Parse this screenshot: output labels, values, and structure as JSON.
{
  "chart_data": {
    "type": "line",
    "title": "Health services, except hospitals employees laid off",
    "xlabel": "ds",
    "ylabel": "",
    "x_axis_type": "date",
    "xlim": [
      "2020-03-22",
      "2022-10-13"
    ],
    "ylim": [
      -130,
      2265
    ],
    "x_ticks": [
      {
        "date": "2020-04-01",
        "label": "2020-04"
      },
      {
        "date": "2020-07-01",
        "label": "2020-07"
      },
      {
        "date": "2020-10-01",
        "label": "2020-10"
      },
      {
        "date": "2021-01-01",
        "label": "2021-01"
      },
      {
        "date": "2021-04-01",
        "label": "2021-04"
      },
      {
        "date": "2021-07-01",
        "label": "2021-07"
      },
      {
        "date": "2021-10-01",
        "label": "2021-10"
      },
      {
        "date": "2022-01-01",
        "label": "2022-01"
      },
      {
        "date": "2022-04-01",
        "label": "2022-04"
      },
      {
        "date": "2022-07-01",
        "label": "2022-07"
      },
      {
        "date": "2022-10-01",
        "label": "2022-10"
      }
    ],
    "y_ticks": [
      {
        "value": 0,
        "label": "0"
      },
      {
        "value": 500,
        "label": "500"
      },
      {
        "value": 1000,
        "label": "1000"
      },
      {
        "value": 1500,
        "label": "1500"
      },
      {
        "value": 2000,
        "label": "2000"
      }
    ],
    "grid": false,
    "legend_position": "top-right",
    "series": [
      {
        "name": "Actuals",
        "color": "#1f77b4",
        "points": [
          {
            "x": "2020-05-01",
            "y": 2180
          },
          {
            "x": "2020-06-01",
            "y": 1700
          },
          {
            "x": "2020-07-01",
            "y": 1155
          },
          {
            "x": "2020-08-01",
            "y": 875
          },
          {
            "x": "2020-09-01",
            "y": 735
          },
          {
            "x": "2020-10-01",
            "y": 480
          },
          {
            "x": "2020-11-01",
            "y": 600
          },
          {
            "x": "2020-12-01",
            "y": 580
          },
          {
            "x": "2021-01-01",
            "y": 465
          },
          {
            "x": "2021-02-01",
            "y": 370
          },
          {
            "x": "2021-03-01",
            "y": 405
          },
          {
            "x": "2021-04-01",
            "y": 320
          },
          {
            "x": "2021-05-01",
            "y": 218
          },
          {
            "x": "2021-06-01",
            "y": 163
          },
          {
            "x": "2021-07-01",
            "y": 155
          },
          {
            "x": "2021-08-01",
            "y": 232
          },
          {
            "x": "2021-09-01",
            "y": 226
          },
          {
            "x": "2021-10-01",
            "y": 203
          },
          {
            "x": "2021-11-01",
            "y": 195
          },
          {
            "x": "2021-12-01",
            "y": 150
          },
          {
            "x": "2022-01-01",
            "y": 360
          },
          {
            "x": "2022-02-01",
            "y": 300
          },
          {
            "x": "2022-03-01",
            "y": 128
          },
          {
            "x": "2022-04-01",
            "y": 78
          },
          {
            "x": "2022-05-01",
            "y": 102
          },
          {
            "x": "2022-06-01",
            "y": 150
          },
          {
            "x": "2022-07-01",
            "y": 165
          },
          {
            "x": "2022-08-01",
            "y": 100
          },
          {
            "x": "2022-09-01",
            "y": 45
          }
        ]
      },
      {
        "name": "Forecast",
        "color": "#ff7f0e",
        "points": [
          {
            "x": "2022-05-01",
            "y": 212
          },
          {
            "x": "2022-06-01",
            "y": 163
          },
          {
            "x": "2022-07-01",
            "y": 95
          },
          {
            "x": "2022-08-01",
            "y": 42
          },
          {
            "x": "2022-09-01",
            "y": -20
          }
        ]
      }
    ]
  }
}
--------------------
Reproduce each line of the entries in which the word "date" is found.

    "x_axis_type": "date",
        "date": "2020-04-01",
        "date": "2020-07-01",
        "date": "2020-10-01",
        "date": "2021-01-01",
        "date": "2021-04-01",
        "date": "2021-07-01",
        "date": "2021-10-01",
        "date": "2022-01-01",
        "date": "2022-04-01",
        "date": "2022-07-01",
        "date": "2022-10-01",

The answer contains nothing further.